EXCERPTED RECORDS:
* begin *
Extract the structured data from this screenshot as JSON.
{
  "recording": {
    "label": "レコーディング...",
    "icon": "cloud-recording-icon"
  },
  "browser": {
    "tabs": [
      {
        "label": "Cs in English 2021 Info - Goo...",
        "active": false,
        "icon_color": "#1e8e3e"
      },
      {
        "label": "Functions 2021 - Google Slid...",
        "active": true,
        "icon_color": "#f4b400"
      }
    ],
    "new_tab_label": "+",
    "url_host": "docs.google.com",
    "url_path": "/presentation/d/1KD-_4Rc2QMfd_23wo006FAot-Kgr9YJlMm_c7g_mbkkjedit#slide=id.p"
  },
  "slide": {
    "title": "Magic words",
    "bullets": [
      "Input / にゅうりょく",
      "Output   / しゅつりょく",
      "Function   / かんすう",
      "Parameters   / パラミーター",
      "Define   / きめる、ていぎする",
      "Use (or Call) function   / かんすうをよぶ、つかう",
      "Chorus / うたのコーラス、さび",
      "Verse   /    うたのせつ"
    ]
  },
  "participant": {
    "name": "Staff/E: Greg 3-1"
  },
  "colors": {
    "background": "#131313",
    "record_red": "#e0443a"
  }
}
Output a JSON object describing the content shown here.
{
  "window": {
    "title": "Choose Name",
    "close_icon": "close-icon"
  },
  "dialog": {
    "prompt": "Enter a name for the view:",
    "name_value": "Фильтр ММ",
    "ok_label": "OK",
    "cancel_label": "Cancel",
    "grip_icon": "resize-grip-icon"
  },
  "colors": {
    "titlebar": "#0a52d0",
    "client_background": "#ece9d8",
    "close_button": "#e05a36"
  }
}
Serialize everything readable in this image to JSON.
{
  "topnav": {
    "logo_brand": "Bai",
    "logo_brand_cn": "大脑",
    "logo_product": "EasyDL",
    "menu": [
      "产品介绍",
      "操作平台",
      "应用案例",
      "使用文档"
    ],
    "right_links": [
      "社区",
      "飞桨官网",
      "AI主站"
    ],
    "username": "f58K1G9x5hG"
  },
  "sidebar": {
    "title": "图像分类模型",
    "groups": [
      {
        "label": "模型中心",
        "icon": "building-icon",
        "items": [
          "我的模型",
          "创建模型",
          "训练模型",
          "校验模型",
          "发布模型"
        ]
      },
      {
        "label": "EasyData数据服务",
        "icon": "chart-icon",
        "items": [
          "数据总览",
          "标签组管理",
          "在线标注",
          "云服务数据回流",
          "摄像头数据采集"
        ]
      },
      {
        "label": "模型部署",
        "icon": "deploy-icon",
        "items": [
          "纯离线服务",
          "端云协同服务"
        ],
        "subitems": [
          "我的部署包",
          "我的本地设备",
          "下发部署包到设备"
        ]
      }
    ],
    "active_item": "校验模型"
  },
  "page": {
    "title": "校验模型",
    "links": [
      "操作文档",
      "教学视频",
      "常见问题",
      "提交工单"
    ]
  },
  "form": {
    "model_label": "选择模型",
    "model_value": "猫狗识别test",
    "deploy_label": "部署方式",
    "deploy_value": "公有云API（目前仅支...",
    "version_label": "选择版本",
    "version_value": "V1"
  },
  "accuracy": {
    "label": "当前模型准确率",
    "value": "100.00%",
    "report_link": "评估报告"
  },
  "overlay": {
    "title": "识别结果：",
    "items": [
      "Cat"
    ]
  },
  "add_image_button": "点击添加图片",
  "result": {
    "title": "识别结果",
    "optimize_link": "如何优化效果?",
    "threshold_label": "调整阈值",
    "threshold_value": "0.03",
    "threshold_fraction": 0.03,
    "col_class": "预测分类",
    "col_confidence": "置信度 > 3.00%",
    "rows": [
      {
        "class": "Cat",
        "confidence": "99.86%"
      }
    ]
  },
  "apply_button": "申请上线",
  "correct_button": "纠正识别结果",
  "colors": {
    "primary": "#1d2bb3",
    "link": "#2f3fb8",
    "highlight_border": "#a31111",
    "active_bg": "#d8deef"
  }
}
* end *
STATED GOAL: Copy the material above verbatim.

SOLVED PROBLEM:
Extract the structured data from this screenshot as JSON.
{
  "recording": {
    "label": "レコーディング...",
    "icon": "cloud-recording-icon"
  },
  "browser": {
    "tabs": [
      {
        "label": "Cs in English 2021 Info - Goo...",
        "active": false,
        "icon_color": "#1e8e3e"
      },
      {
        "label": "Functions 2021 - Google Slid...",
        "active": true,
        "icon_color": "#f4b400"
      }
    ],
    "new_tab_label": "+",
    "url_host": "docs.google.com",
    "url_path": "/presentation/d/1KD-_4Rc2QMfd_23wo006FAot-Kgr9YJlMm_c7g_mbkkjedit#slide=id.p"
  },
  "slide": {
    "title": "Magic words",
    "bullets": [
      "Input / にゅうりょく",
      "Output   / しゅつりょく",
      "Function   / かんすう",
      "Parameters   / パラミーター",
      "Define   / きめる、ていぎする",
      "Use (or Call) function   / かんすうをよぶ、つかう",
      "Chorus / うたのコーラス、さび",
      "Verse   /    うたのせつ"
    ]
  },
  "participant": {
    "name": "Staff/E: Greg 3-1"
  },
  "colors": {
    "background": "#131313",
    "record_red": "#e0443a"
  }
}
Output a JSON object describing the content shown here.
{
  "window": {
    "title": "Choose Name",
    "close_icon": "close-icon"
  },
  "dialog": {
    "prompt": "Enter a name for the view:",
    "name_value": "Фильтр ММ",
    "ok_label": "OK",
    "cancel_label": "Cancel",
    "grip_icon": "resize-grip-icon"
  },
  "colors": {
    "titlebar": "#0a52d0",
    "client_background": "#ece9d8",
    "close_button": "#e05a36"
  }
}
Serialize everything readable in this image to JSON.
{
  "topnav": {
    "logo_brand": "Bai",
    "logo_brand_cn": "大脑",
    "logo_product": "EasyDL",
    "menu": [
      "产品介绍",
      "操作平台",
      "应用案例",
      "使用文档"
    ],
    "right_links": [
      "社区",
      "飞桨官网",
      "AI主站"
    ],
    "username": "f58K1G9x5hG"
  },
  "sidebar": {
    "title": "图像分类模型",
    "groups": [
      {
        "label": "模型中心",
        "icon": "building-icon",
        "items": [
          "我的模型",
          "创建模型",
          "训练模型",
          "校验模型",
          "发布模型"
        ]
      },
      {
        "label": "EasyData数据服务",
        "icon": "chart-icon",
        "items": [
          "数据总览",
          "标签组管理",
          "在线标注",
          "云服务数据回流",
          "摄像头数据采集"
        ]
      },
      {
        "label": "模型部署",
        "icon": "deploy-icon",
        "items": [
          "纯离线服务",
          "端云协同服务"
        ],
        "subitems": [
          "我的部署包",
          "我的本地设备",
          "下发部署包到设备"
        ]
      }
    ],
    "active_item": "校验模型"
  },
  "page": {
    "title": "校验模型",
    "links": [
      "操作文档",
      "教学视频",
      "常见问题",
      "提交工单"
    ]
  },
  "form": {
    "model_label": "选择模型",
    "model_value": "猫狗识别test",
    "deploy_label": "部署方式",
    "deploy_value": "公有云API（目前仅支...",
    "version_label": "选择版本",
    "version_value": "V1"
  },
  "accuracy": {
    "label": "当前模型准确率",
    "value": "100.00%",
    "report_link": "评估报告"
  },
  "overlay": {
    "title": "识别结果：",
    "items": [
      "Cat"
    ]
  },
  "add_image_button": "点击添加图片",
  "result": {
    "title": "识别结果",
    "optimize_link": "如何优化效果?",
    "threshold_label": "调整阈值",
    "threshold_value": "0.03",
    "threshold_fraction": 0.03,
    "col_class": "预测分类",
    "col_confidence": "置信度 > 3.00%",
    "rows": [
      {
        "class": "Cat",
        "confidence": "99.86%"
      }
    ]
  },
  "apply_button": "申请上线",
  "correct_button": "纠正识别结果",
  "colors": {
    "primary": "#1d2bb3",
    "link": "#2f3fb8",
    "highlight_border": "#a31111",
    "active_bg": "#d8deef"
  }
}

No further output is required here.